▸ Material:
● ● ● ●

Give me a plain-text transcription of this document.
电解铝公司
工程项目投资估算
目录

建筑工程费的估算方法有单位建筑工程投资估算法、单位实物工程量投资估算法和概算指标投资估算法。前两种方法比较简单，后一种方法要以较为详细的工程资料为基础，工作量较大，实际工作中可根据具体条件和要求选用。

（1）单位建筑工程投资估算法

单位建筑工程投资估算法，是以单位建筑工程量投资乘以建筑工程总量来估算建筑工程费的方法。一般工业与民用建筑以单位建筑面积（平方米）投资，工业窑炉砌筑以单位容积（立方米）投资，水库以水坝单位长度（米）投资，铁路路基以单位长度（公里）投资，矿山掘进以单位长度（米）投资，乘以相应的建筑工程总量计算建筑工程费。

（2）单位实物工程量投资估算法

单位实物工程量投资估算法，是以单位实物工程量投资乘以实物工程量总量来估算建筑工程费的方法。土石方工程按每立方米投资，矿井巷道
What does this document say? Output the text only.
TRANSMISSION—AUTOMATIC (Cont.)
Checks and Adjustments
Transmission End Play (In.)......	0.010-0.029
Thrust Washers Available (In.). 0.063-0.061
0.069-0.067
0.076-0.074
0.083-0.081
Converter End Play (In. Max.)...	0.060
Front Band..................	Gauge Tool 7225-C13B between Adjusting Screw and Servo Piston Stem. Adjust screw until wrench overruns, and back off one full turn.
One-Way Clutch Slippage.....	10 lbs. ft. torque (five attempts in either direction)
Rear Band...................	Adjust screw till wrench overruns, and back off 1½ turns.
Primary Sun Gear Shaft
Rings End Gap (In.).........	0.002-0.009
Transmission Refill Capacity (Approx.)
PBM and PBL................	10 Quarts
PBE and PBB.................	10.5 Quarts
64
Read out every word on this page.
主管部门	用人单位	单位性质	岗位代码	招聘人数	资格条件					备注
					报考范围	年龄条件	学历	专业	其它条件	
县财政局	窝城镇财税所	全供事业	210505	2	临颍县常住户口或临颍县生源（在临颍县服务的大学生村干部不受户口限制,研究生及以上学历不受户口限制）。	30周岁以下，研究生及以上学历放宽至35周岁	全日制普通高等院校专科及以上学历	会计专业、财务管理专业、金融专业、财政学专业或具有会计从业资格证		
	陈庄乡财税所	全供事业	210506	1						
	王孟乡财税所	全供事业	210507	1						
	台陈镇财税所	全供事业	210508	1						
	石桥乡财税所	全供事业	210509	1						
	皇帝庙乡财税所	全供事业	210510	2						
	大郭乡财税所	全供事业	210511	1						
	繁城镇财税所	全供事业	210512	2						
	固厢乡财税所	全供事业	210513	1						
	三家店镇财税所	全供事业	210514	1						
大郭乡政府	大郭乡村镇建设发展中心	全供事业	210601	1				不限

● ● ● ●

▸ Set task: Quote the data above in full, changing nothing.

▸ Reply:
Give me a plain-text transcription of this document.
电解铝公司
工程项目投资估算
目录

建筑工程费的估算方法有单位建筑工程投资估算法、单位实物工程量投资估算法和概算指标投资估算法。前两种方法比较简单，后一种方法要以较为详细的工程资料为基础，工作量较大，实际工作中可根据具体条件和要求选用。

（1）单位建筑工程投资估算法

单位建筑工程投资估算法，是以单位建筑工程量投资乘以建筑工程总量来估算建筑工程费的方法。一般工业与民用建筑以单位建筑面积（平方米）投资，工业窑炉砌筑以单位容积（立方米）投资，水库以水坝单位长度（米）投资，铁路路基以单位长度（公里）投资，矿山掘进以单位长度（米）投资，乘以相应的建筑工程总量计算建筑工程费。

（2）单位实物工程量投资估算法

单位实物工程量投资估算法，是以单位实物工程量投资乘以实物工程量总量来估算建筑工程费的方法。土石方工程按每立方米投资，矿井巷道
What does this document say? Output the text only.
TRANSMISSION—AUTOMATIC (Cont.)
Checks and Adjustments
Transmission End Play (In.)......	0.010-0.029
Thrust Washers Available (In.). 0.063-0.061
0.069-0.067
0.076-0.074
0.083-0.081
Converter End Play (In. Max.)...	0.060
Front Band..................	Gauge Tool 7225-C13B between Adjusting Screw and Servo Piston Stem. Adjust screw until wrench overruns, and back off one full turn.
One-Way Clutch Slippage.....	10 lbs. ft. torque (five attempts in either direction)
Rear Band...................	Adjust screw till wrench overruns, and back off 1½ turns.
Primary Sun Gear Shaft
Rings End Gap (In.).........	0.002-0.009
Transmission Refill Capacity (Approx.)
PBM and PBL................	10 Quarts
PBE and PBB.................	10.5 Quarts
64
Read out every word on this page.
主管部门	用人单位	单位性质	岗位代码	招聘人数	资格条件					备注
					报考范围	年龄条件	学历	专业	其它条件	
县财政局	窝城镇财税所	全供事业	210505	2	临颍县常住户口或临颍县生源（在临颍县服务的大学生村干部不受户口限制,研究生及以上学历不受户口限制）。	30周岁以下，研究生及以上学历放宽至35周岁	全日制普通高等院校专科及以上学历	会计专业、财务管理专业、金融专业、财政学专业或具有会计从业资格证		
	陈庄乡财税所	全供事业	210506	1						
	王孟乡财税所	全供事业	210507	1						
	台陈镇财税所	全供事业	210508	1						
	石桥乡财税所	全供事业	210509	1						
	皇帝庙乡财税所	全供事业	210510	2						
	大郭乡财税所	全供事业	210511	1						
	繁城镇财税所	全供事业	210512	2						
	固厢乡财税所	全供事业	210513	1						
	三家店镇财税所	全供事业	210514	1						
大郭乡政府	大郭乡村镇建设发展中心	全供事业	210601	1				不限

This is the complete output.